### Job
Locate all lines with the word "Santos" and copy them out.

### Given data
▼
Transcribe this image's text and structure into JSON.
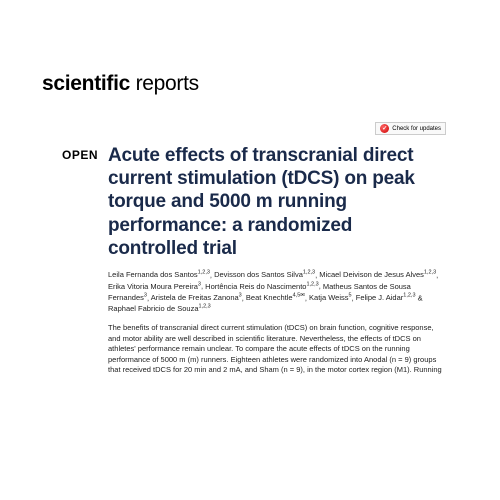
{
  "journal": {
    "bold": "scientific",
    "light": " reports"
  },
  "checkUpdates": {
    "label": "Check for updates",
    "mark": "✓"
  },
  "openLabel": "OPEN",
  "title": "Acute effects of transcranial direct current stimulation (tDCS) on peak torque and 5000 m running performance: a randomized controlled trial",
  "authors": [
    {
      "name": "Leila Fernanda dos Santos",
      "aff": "1,2,3"
    },
    {
      "name": "Devisson dos Santos Silva",
      "aff": "1,2,3"
    },
    {
      "name": "Micael Deivison de Jesus Alves",
      "aff": "1,2,3"
    },
    {
      "name": "Erika Vitoria Moura Pereira",
      "aff": "3"
    },
    {
      "name": "Hortência Reis do Nascimento",
      "aff": "1,2,3"
    },
    {
      "name": "Matheus Santos de Sousa Fernandes",
      "aff": "3"
    },
    {
      "name": "Aristela de Freitas Zanona",
      "aff": "3"
    },
    {
      "name": "Beat Knechtle",
      "aff": "4,5✉"
    },
    {
      "name": "Katja Weiss",
      "aff": "5"
    },
    {
      "name": "Felipe J. Aidar",
      "aff": "1,2,3"
    },
    {
      "name": "Raphael Fabricio de Souza",
      "aff": "1,2,3",
      "last": true
    }
  ],
  "abstract": "The benefits of transcranial direct current stimulation (tDCS) on brain function, cognitive response, and motor ability are well described in scientific literature. Nevertheless, the effects of tDCS on athletes' performance remain unclear. To compare the acute effects of tDCS on the running performance of 5000 m (m) runners. Eighteen athletes were randomized into Anodal (n = 9) groups that received tDCS for 20 min and 2 mA, and Sham (n = 9), in the motor cortex region (M1). Running"
}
▲
### Correct output
      "name": "Leila Fernanda dos Santos",
      "name": "Devisson dos Santos Silva",
      "name": "Matheus Santos de Sousa Fernandes",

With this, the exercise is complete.